Records from a data collection -
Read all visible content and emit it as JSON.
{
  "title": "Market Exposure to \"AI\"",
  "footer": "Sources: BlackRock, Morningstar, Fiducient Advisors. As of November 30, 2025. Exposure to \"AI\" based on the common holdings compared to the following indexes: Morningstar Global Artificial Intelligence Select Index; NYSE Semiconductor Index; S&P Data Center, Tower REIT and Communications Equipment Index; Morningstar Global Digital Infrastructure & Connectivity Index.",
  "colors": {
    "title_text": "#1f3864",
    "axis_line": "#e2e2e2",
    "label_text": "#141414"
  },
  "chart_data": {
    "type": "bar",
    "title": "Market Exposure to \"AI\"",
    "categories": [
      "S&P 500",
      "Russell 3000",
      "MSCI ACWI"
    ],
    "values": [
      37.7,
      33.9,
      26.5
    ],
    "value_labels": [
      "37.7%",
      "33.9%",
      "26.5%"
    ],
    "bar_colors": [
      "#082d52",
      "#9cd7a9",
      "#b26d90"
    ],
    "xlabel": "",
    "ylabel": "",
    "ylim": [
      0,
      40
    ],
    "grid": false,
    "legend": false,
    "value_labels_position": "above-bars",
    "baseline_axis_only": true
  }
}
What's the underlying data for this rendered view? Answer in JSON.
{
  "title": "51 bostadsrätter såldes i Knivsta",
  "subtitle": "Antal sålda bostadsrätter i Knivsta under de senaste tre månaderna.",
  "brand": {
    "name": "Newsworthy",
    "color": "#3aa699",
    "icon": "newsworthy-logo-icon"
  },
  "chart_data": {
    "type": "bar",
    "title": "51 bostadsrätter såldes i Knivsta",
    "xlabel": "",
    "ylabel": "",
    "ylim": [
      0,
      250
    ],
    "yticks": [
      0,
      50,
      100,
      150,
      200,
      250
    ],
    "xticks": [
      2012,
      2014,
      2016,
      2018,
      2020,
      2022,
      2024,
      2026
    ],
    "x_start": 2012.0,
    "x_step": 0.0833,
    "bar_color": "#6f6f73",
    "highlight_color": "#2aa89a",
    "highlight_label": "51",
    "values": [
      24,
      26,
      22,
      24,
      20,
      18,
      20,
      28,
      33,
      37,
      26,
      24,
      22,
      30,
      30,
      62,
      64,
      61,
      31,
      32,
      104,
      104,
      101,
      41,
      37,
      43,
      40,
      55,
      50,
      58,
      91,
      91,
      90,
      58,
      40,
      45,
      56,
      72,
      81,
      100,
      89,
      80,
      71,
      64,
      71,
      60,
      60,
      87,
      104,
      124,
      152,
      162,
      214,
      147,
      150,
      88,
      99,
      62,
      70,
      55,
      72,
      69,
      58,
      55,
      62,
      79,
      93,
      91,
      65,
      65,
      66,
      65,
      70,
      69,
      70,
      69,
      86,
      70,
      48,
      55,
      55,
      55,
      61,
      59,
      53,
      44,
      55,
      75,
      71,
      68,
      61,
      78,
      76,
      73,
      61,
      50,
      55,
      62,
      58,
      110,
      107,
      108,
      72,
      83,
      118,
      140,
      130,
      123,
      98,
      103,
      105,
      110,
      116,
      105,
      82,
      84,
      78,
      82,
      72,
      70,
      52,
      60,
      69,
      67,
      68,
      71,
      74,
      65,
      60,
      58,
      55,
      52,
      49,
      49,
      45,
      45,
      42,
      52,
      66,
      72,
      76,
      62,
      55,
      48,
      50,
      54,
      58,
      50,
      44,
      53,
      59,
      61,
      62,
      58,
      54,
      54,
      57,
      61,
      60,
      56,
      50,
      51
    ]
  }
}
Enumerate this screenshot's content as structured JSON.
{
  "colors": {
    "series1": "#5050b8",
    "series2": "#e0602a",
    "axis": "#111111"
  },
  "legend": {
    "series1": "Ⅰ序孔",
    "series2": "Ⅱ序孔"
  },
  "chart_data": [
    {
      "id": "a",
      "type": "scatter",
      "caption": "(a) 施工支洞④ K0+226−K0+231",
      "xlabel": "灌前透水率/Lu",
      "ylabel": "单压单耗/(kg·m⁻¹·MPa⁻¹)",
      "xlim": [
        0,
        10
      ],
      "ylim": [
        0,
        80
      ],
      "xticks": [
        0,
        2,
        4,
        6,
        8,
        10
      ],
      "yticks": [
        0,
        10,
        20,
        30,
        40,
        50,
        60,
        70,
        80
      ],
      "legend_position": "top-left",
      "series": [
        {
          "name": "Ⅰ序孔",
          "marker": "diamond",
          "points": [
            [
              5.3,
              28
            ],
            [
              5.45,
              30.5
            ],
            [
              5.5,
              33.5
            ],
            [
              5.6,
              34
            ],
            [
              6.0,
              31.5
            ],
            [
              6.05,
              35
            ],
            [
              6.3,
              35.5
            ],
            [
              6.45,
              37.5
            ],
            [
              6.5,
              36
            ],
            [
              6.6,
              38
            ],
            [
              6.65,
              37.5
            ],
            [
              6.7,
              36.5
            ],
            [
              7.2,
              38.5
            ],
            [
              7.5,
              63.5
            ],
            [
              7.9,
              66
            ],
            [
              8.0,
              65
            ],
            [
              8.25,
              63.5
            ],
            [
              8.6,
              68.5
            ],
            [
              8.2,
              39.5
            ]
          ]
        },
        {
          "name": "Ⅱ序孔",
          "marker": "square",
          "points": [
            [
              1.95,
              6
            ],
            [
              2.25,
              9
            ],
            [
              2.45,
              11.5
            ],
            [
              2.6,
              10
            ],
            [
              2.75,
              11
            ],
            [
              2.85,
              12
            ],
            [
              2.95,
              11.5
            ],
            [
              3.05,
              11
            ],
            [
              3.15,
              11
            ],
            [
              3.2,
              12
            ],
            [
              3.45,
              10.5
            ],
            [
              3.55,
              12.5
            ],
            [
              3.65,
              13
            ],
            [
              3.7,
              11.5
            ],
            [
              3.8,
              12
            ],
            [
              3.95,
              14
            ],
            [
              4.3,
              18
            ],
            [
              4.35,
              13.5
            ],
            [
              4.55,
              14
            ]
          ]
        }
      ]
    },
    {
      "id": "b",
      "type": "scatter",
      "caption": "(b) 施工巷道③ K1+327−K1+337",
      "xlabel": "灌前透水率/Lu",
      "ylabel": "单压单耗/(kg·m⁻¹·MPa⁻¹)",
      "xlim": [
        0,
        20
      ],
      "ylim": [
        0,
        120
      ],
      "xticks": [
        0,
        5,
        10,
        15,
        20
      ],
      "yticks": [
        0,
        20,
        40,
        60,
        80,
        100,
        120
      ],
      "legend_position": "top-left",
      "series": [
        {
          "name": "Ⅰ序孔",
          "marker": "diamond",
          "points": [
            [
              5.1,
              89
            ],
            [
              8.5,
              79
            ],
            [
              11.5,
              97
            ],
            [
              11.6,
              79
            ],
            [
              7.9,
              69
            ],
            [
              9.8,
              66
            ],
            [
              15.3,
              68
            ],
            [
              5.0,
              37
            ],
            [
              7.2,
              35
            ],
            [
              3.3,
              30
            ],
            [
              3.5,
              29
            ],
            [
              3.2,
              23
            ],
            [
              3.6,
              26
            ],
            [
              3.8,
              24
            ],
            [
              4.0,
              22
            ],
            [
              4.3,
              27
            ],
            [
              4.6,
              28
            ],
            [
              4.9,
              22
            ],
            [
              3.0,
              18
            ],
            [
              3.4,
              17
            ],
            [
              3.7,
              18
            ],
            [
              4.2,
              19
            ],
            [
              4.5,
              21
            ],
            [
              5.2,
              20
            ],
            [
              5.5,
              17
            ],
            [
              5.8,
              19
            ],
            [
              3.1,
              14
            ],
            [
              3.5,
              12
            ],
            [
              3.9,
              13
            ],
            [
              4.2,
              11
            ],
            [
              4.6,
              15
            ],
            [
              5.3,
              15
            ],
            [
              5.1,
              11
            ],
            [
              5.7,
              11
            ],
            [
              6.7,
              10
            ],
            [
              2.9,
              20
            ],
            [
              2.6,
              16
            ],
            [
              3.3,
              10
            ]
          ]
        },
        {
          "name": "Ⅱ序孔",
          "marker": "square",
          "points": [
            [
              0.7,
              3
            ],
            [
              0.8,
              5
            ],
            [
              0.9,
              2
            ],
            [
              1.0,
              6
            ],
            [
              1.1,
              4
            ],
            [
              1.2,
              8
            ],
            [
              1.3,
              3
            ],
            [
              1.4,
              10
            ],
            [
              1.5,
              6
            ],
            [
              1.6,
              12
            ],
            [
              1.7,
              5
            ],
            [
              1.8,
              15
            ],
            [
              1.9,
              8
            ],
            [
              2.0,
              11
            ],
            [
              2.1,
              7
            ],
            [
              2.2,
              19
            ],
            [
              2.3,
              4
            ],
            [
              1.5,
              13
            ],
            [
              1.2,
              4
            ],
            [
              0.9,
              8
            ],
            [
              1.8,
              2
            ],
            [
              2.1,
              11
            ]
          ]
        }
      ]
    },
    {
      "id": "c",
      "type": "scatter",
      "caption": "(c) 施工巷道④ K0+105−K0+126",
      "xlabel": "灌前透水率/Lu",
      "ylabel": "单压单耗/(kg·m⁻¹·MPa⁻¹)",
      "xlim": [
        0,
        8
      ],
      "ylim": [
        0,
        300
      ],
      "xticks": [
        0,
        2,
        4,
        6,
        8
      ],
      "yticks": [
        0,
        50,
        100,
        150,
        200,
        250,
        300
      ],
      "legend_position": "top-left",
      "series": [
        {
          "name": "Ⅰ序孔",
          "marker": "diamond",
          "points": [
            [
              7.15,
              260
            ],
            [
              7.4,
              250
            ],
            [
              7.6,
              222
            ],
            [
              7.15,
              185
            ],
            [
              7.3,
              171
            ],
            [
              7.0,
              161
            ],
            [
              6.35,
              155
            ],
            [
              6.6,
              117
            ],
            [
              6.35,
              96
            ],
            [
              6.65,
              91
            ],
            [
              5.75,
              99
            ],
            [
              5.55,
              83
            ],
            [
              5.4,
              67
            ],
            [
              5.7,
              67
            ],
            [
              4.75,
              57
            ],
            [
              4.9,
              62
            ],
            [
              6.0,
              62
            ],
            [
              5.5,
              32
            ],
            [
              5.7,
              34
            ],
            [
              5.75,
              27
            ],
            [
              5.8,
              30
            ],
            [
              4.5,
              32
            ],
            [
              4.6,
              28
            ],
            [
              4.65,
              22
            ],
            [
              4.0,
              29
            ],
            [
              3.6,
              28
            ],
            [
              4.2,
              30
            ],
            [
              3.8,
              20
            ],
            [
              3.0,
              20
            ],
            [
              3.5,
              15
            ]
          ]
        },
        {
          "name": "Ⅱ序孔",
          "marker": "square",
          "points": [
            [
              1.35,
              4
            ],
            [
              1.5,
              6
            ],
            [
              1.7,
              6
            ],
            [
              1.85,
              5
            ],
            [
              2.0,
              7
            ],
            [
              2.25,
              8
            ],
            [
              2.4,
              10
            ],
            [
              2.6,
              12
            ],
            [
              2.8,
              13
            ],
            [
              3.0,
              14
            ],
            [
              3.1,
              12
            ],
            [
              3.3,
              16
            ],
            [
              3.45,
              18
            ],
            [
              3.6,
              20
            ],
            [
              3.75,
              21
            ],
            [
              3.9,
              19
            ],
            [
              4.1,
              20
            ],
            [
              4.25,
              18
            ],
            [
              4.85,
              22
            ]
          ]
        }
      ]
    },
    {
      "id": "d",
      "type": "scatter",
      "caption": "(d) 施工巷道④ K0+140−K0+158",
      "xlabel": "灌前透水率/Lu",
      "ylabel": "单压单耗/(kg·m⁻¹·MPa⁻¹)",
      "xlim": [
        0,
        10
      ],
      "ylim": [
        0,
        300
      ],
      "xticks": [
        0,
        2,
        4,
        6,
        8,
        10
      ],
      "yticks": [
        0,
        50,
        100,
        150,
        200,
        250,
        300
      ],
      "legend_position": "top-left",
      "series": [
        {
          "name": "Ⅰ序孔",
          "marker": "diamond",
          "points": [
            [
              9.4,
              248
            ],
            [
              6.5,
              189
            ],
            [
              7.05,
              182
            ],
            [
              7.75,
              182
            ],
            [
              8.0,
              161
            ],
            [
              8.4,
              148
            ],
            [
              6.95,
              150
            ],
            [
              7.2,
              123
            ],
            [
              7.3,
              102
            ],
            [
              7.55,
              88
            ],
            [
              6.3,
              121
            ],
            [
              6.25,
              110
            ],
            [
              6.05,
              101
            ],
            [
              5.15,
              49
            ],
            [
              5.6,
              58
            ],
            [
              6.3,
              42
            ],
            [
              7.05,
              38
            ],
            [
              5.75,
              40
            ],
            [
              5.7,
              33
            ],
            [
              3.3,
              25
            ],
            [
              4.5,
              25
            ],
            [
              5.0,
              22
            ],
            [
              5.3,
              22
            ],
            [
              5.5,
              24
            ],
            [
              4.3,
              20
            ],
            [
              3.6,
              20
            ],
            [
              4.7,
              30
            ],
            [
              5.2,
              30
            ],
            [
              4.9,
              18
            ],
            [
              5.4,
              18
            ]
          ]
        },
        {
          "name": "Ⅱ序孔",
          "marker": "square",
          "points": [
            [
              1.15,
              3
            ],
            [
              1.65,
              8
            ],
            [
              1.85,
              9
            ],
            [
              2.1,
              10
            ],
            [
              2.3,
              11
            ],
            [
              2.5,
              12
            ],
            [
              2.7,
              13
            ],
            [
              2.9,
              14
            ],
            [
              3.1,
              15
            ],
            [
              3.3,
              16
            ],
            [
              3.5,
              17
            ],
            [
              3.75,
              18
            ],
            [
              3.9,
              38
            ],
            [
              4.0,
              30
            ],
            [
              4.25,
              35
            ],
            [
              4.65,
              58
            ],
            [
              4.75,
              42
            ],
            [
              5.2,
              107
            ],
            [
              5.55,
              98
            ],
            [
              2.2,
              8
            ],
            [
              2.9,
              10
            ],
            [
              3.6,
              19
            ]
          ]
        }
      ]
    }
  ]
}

Short task - The lines to collect are those holding the string "såldes"; copy them all.

Correct result -
  "title": "51 bostadsrätter såldes i Knivsta",
    "title": "51 bostadsrätter såldes i Knivsta",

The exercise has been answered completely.